• [PROBLEM REQUIREMENTS] Examine the entries and show every line in which the word "forma" is found.

— start GIVEN RECORDS —

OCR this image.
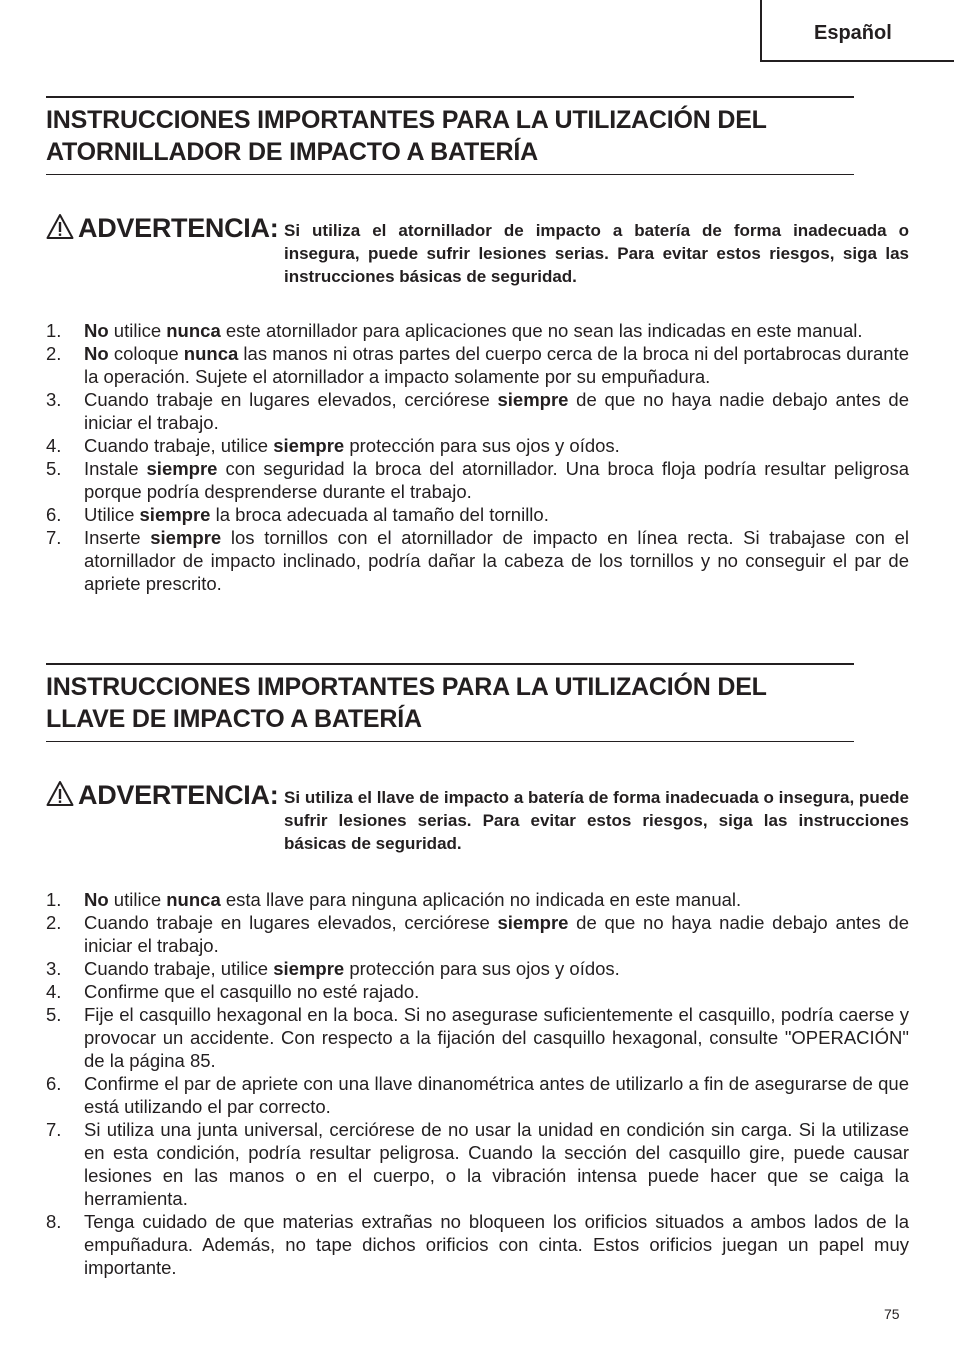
Español
INSTRUCCIONES IMPORTANTES PARA LA UTILIZACIÓN DEL
ATORNILLADOR DE IMPACTO A BATERÍA
ADVERTENCIA: Si utiliza el atornillador de impacto a batería de forma inadecuada o insegura, puede sufrir lesiones serias. Para evitar estos riesgos, siga las instrucciones básicas de seguridad.
1. No utilice nunca este atornillador para aplicaciones que no sean las indicadas en este manual.
2. No coloque nunca las manos ni otras partes del cuerpo cerca de la broca ni del portabrocas durante la operación. Sujete el atornillador a impacto solamente por su empuñadura.
3. Cuando trabaje en lugares elevados, cerciórese siempre de que no haya nadie debajo antes de iniciar el trabajo.
4. Cuando trabaje, utilice siempre protección para sus ojos y oídos.
5. Instale siempre con seguridad la broca del atornillador. Una broca floja podría resultar peligrosa porque podría desprenderse durante el trabajo.
6. Utilice siempre la broca adecuada al tamaño del tornillo.
7. Inserte siempre los tornillos con el atornillador de impacto en línea recta. Si trabajase con el atornillador de impacto inclinado, podría dañar la cabeza de los tornillos y no conseguir el par de apriete prescrito.
INSTRUCCIONES IMPORTANTES PARA LA UTILIZACIÓN DEL
LLAVE DE IMPACTO A BATERÍA
ADVERTENCIA: Si utiliza el llave de impacto a batería de forma inadecuada o insegura, puede sufrir lesiones serias. Para evitar estos riesgos, siga las instrucciones básicas de seguridad.
1. No utilice nunca esta llave para ninguna aplicación no indicada en este manual.
2. Cuando trabaje en lugares elevados, cerciórese siempre de que no haya nadie debajo antes de iniciar el trabajo.
3. Cuando trabaje, utilice siempre protección para sus ojos y oídos.
4. Confirme que el casquillo no esté rajado.
5. Fije el casquillo hexagonal en la boca. Si no asegurase suficientemente el casquillo, podría caerse y provocar un accidente. Con respecto a la fijación del casquillo hexagonal, consulte "OPERACIÓN" de la página 85.
6. Confirme el par de apriete con una llave dinanométrica antes de utilizarlo a fin de asegurarse de que está utilizando el par correcto.
7. Si utiliza una junta universal, cerciórese de no usar la unidad en condición sin carga. Si la utilizase en esta condición, podría resultar peligrosa. Cuando la sección del casquillo gire, puede causar lesiones en las manos o en el cuerpo, o la vibración intensa puede hacer que se caiga la herramienta.
8. Tenga cuidado de que materias extrañas no bloqueen los orificios situados a ambos lados de la empuñadura. Además, no tape dichos orificios con cinta. Estos orificios juegan un papel muy importante.
75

— end GIVEN RECORDS —

• [COMPLETE ANSWER]
ADVERTENCIA: Si utiliza el atornillador de impacto a batería de forma inadecuada o insegura, puede sufrir lesiones serias. Para evitar estos riesgos, siga las instrucciones básicas de seguridad.
ADVERTENCIA: Si utiliza el llave de impacto a batería de forma inadecuada o insegura, puede sufrir lesiones serias. Para evitar estos riesgos, siga las instrucciones básicas de seguridad.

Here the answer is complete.